Begin Material
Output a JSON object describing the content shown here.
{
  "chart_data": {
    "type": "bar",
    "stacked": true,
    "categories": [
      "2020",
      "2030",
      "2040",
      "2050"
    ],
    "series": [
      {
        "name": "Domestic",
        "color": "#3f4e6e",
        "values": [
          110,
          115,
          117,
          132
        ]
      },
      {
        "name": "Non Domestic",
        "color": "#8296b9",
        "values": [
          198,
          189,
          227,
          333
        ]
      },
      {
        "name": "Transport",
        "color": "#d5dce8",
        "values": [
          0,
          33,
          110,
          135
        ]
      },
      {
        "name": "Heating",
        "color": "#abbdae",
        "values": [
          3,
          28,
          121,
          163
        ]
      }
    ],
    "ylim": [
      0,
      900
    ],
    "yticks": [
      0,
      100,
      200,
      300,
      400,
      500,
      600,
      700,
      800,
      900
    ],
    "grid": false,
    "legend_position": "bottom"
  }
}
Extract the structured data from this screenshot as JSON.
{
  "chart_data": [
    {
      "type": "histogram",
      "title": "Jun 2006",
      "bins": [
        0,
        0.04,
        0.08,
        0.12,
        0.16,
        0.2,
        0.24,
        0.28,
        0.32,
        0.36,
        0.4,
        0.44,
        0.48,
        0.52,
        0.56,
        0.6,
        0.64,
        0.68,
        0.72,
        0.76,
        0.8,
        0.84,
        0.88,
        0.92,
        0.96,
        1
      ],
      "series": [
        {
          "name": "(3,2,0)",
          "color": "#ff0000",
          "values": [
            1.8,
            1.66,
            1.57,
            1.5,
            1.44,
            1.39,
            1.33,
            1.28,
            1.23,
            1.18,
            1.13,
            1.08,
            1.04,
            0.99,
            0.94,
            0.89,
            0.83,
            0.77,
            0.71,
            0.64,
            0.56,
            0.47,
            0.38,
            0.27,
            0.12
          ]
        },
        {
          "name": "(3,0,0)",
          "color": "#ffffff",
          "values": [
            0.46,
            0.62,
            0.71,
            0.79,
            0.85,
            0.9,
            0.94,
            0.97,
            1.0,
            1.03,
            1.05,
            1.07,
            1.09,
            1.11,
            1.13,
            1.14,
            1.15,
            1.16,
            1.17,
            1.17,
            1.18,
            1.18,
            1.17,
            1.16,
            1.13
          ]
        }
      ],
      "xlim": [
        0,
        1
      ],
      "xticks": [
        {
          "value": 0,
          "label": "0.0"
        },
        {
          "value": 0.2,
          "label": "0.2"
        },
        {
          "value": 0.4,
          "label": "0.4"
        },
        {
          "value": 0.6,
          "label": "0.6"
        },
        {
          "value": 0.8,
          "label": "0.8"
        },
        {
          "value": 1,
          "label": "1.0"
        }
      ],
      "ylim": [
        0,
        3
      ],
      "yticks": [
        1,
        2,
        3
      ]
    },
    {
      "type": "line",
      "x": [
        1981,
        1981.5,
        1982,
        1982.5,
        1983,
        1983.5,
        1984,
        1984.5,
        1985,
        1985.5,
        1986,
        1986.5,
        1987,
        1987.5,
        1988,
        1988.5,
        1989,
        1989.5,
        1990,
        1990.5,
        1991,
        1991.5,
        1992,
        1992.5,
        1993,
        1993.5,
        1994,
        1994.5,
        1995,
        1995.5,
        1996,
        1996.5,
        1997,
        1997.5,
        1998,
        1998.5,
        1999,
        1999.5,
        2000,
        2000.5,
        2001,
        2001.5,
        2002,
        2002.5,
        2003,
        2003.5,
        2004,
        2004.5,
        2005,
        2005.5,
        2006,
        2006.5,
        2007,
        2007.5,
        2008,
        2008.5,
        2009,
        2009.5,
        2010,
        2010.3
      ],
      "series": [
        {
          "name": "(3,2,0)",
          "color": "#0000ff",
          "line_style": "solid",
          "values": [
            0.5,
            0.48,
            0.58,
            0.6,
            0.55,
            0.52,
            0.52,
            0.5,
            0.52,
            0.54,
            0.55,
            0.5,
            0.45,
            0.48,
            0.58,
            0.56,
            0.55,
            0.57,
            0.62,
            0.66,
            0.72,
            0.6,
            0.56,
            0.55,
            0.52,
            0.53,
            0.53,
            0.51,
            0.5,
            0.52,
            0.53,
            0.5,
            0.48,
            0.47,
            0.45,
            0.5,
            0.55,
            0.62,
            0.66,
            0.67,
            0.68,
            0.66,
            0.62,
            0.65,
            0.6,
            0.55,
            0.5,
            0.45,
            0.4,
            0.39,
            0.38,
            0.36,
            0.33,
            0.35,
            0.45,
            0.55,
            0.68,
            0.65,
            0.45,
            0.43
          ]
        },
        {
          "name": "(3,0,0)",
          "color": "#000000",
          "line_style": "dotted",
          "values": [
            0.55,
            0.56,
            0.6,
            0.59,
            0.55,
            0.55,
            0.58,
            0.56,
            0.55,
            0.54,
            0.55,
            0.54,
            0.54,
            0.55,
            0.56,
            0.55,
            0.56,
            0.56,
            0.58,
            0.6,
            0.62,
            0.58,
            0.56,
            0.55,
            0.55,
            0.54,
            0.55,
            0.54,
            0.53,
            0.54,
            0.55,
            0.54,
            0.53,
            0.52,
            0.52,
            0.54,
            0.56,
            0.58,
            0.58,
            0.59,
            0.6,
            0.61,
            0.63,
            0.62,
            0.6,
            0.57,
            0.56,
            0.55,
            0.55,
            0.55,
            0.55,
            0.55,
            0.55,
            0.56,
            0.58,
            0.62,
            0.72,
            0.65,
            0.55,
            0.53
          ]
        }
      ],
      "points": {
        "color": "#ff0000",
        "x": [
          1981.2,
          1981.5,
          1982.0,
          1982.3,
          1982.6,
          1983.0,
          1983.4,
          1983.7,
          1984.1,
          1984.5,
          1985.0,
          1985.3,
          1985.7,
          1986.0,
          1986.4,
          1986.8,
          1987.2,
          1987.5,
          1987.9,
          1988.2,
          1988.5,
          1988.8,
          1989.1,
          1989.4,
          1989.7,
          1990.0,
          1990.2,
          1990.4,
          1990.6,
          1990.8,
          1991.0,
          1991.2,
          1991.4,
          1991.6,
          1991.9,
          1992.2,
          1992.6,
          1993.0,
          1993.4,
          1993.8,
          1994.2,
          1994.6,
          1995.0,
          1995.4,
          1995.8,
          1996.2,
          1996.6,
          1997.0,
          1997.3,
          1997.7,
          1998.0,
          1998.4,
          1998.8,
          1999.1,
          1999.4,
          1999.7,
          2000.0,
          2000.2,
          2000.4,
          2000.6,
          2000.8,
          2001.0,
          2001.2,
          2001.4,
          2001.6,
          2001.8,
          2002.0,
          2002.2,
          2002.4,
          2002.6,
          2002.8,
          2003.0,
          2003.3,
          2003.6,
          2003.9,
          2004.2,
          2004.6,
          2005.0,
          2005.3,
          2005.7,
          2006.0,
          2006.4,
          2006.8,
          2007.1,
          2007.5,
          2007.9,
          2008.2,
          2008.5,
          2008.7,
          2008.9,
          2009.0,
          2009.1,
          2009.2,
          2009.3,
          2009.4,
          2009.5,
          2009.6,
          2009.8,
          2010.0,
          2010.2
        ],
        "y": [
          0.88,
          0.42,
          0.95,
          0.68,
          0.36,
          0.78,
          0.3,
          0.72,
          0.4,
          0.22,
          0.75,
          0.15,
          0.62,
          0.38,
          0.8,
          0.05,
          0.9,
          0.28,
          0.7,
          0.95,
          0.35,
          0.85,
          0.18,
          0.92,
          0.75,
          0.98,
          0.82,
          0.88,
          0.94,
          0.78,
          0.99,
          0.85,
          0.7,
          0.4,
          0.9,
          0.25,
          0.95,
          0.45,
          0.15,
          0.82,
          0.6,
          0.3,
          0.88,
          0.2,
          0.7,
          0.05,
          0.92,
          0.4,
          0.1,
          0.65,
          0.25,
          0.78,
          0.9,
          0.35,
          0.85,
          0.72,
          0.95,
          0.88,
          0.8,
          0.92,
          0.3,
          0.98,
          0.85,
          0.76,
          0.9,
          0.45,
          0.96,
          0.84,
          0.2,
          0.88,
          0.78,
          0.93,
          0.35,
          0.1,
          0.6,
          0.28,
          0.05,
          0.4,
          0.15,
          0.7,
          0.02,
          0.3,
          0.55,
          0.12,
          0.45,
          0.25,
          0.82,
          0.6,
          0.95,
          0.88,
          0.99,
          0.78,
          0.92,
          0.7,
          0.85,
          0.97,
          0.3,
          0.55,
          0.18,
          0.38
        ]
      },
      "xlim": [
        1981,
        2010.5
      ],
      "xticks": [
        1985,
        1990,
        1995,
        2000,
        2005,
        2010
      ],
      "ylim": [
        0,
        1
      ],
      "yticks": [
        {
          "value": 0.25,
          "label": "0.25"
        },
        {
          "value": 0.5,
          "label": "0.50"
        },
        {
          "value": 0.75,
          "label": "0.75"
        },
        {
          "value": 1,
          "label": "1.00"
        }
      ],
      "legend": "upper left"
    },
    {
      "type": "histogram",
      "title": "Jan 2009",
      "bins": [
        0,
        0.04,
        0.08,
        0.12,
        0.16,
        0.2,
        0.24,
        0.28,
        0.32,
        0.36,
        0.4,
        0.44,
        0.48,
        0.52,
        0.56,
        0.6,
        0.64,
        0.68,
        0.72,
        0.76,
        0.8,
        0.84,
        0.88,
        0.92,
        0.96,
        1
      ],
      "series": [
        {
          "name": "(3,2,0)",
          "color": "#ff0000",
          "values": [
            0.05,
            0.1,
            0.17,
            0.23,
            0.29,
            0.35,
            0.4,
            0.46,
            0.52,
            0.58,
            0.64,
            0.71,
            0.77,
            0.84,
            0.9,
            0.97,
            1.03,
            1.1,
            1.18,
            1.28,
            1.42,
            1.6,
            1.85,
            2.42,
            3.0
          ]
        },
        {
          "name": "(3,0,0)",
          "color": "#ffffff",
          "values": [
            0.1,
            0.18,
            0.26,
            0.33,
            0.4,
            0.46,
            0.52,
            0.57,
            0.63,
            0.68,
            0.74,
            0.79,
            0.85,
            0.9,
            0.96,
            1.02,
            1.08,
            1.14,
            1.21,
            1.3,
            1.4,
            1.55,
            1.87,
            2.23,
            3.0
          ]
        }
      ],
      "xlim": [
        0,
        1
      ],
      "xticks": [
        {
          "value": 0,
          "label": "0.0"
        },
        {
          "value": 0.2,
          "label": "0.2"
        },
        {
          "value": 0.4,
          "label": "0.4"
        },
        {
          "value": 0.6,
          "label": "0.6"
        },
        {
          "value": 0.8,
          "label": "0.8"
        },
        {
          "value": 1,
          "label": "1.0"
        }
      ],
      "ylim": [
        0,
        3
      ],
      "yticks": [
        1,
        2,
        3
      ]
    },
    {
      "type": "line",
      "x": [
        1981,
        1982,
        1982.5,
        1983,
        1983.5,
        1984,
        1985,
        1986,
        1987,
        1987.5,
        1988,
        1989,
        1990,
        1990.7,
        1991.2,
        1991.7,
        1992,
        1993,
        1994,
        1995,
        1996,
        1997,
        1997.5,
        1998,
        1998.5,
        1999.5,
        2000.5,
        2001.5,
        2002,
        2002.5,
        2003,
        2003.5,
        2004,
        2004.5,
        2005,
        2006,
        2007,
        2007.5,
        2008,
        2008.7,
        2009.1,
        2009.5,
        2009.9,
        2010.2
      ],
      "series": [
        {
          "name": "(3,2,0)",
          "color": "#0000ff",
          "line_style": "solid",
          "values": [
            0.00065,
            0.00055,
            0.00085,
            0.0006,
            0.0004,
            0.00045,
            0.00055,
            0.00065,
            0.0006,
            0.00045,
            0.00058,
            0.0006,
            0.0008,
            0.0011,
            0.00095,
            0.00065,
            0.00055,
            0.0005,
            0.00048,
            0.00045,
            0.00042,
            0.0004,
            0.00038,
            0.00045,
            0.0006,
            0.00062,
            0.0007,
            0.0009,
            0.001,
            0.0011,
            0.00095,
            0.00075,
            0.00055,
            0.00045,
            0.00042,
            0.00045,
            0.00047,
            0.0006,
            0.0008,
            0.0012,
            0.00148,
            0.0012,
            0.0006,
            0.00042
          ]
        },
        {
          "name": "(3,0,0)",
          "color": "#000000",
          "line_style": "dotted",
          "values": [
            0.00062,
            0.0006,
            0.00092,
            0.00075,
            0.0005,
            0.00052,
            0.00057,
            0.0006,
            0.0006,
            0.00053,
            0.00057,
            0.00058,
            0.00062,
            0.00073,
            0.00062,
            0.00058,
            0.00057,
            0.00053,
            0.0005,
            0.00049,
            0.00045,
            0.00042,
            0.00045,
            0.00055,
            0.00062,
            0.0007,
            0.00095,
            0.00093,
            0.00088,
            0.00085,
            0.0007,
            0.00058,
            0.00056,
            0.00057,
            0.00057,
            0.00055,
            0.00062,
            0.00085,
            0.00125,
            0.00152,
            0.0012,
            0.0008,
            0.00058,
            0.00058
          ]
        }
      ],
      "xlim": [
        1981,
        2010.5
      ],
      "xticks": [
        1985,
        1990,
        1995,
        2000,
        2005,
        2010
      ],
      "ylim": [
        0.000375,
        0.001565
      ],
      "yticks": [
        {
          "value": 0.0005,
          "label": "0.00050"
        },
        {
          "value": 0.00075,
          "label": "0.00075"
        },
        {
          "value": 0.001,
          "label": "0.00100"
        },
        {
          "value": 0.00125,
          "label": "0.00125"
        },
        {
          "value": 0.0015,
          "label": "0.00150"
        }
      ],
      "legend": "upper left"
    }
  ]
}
End Material
Copy out the lines that hold "JSON".

Output a JSON object describing the content shown here.
Extract the structured data from this screenshot as JSON.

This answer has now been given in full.